Figure dataset records:
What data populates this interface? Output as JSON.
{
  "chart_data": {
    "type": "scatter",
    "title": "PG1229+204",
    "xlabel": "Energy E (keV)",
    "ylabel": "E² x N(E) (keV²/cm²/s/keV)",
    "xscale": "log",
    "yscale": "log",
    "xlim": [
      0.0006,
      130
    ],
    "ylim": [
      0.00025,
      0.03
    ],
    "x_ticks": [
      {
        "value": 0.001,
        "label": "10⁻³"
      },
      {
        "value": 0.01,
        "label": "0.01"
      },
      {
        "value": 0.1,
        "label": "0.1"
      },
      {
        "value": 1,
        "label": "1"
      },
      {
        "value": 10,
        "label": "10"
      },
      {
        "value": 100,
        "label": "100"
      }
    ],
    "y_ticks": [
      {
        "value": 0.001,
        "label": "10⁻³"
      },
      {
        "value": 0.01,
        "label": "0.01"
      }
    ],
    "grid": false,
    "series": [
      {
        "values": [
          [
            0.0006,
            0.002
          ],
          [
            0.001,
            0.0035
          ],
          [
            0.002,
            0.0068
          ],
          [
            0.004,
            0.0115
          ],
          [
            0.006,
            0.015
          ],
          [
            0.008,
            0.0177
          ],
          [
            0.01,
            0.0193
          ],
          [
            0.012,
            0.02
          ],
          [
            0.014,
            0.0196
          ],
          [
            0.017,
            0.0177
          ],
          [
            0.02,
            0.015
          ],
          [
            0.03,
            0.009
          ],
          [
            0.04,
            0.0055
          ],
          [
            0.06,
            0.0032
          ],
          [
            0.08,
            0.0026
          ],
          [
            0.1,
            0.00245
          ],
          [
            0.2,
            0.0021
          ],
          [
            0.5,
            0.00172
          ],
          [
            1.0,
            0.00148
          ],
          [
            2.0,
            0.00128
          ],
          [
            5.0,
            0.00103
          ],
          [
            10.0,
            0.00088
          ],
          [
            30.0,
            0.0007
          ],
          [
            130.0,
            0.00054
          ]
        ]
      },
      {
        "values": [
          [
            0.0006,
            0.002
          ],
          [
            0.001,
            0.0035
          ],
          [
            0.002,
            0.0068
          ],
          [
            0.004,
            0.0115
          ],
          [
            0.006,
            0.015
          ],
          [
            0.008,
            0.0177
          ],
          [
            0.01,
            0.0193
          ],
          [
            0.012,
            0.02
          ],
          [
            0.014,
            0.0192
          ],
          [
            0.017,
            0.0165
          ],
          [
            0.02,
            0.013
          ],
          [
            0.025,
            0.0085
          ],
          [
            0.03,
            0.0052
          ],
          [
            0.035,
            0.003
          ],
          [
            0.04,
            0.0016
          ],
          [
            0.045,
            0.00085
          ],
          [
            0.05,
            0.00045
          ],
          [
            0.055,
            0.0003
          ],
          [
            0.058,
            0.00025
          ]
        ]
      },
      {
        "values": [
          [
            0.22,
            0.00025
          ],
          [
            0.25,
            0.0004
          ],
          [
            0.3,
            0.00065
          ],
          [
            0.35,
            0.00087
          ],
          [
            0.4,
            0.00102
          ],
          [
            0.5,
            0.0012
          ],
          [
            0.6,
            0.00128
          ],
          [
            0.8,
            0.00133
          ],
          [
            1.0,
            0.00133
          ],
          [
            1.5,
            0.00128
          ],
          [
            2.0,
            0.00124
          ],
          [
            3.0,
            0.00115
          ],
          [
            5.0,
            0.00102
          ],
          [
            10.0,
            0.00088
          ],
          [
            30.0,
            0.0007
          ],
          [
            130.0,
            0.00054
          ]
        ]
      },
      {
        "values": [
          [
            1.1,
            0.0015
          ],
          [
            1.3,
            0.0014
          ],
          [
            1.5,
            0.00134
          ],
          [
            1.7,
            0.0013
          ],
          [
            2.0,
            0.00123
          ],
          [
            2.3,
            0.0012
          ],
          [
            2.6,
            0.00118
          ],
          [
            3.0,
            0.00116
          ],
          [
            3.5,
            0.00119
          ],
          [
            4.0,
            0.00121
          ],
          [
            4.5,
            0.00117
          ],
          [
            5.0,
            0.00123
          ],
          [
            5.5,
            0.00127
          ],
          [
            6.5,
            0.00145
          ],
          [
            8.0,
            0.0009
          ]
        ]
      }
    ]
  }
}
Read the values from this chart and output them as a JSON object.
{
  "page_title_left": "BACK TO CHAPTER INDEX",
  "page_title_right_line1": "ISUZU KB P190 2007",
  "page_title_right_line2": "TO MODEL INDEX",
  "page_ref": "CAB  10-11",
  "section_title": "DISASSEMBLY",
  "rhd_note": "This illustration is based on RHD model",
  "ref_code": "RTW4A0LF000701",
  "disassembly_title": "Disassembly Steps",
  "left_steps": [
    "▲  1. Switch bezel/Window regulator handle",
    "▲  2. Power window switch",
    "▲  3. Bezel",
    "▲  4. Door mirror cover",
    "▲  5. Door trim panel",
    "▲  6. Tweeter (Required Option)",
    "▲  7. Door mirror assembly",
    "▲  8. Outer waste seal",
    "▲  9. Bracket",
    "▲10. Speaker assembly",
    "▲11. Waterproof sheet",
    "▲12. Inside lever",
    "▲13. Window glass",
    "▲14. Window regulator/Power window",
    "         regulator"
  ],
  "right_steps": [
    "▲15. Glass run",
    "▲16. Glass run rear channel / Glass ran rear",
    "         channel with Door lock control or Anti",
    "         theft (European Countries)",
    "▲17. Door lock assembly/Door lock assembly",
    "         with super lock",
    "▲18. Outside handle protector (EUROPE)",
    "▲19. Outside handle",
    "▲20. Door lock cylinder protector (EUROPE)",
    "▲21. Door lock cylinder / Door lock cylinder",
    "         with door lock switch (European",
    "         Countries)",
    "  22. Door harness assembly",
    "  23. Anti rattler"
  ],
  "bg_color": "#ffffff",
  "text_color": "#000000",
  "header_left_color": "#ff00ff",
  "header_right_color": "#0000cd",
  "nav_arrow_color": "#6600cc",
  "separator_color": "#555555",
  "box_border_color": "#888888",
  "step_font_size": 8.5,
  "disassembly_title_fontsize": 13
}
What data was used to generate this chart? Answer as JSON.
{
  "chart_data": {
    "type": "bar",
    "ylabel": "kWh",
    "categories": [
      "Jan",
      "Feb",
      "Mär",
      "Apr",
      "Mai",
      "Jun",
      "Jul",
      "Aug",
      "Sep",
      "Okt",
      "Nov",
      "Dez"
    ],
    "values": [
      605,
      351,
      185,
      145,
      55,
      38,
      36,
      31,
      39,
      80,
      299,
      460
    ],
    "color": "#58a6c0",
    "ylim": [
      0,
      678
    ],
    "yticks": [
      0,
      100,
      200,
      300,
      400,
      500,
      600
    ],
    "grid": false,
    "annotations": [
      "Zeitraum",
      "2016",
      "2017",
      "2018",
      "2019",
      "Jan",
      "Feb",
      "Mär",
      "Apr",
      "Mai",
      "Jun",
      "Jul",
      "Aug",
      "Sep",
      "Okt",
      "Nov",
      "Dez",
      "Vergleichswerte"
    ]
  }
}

**Written exercise:** List all lines in the material containing the string "Anti".

**Task output:**
    "         channel with Door lock control or Anti",
    "  23. Anti rattler"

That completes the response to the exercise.